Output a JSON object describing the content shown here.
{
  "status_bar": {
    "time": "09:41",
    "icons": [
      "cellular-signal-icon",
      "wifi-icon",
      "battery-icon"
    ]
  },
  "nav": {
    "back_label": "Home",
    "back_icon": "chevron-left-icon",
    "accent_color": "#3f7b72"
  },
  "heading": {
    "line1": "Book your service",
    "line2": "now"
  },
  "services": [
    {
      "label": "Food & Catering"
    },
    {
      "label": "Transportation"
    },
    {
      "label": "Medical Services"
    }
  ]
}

**What you are asked to do**. Please output every record, keeping each line exact.

**Exercise output**.
Output a JSON object describing the content shown here.
{
  "status_bar": {
    "time": "09:41",
    "icons": [
      "cellular-signal-icon",
      "wifi-icon",
      "battery-icon"
    ]
  },
  "nav": {
    "back_label": "Home",
    "back_icon": "chevron-left-icon",
    "accent_color": "#3f7b72"
  },
  "heading": {
    "line1": "Book your service",
    "line2": "now"
  },
  "services": [
    {
      "label": "Food & Catering"
    },
    {
      "label": "Transportation"
    },
    {
      "label": "Medical Services"
    }
  ]
}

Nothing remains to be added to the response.